-- BEGIN Supplied data --

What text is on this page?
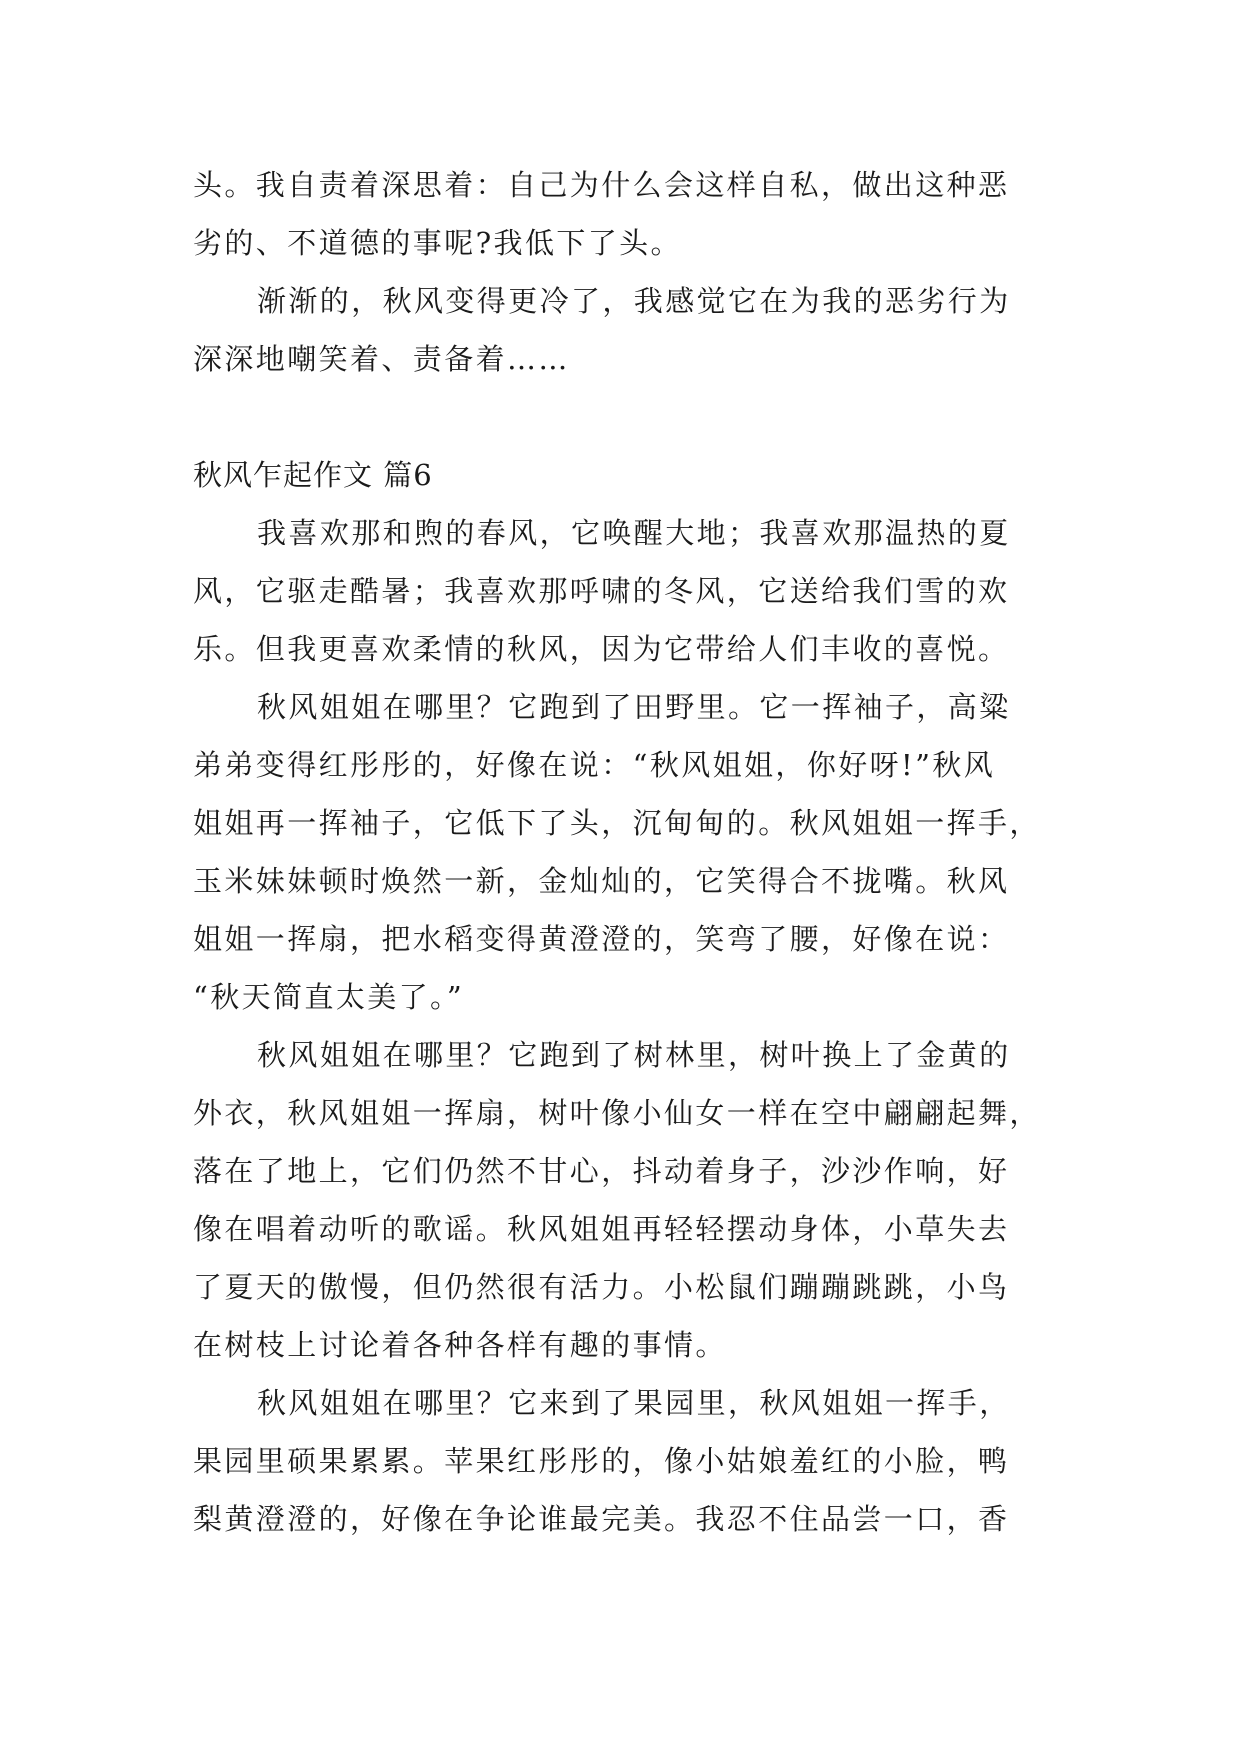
头。我自责着深思着：自己为什么会这样自私，做出这种恶
劣的、不道德的事呢?我低下了头。
渐渐的，秋风变得更冷了，我感觉它在为我的恶劣行为
深深地嘲笑着、责备着……
秋风乍起作文 篇6
我喜欢那和煦的春风，它唤醒大地；我喜欢那温热的夏
风，它驱走酷暑；我喜欢那呼啸的冬风，它送给我们雪的欢
乐。但我更喜欢柔情的秋风，因为它带给人们丰收的喜悦。
秋风姐姐在哪里？它跑到了田野里。它一挥袖子，高粱
弟弟变得红彤彤的，好像在说：“秋风姐姐，你好呀!”秋风
姐姐再一挥袖子，它低下了头，沉甸甸的。秋风姐姐一挥手，
玉米妹妹顿时焕然一新，金灿灿的，它笑得合不拢嘴。秋风
姐姐一挥扇，把水稻变得黄澄澄的，笑弯了腰，好像在说：
“秋天简直太美了。”
秋风姐姐在哪里？它跑到了树林里，树叶换上了金黄的
外衣，秋风姐姐一挥扇，树叶像小仙女一样在空中翩翩起舞，
落在了地上，它们仍然不甘心，抖动着身子，沙沙作响，好
像在唱着动听的歌谣。秋风姐姐再轻轻摆动身体，小草失去
了夏天的傲慢，但仍然很有活力。小松鼠们蹦蹦跳跳，小鸟
在树枝上讨论着各种各样有趣的事情。
秋风姐姐在哪里？它来到了果园里，秋风姐姐一挥手，
果园里硕果累累。苹果红彤彤的，像小姑娘羞红的小脸，鸭
梨黄澄澄的，好像在争论谁最完美。我忍不住品尝一口，香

-- END Supplied data --

**Exercise**
State how many lines of the records hold the string "好像在说", and nothing else.

**Response to the exercise**
2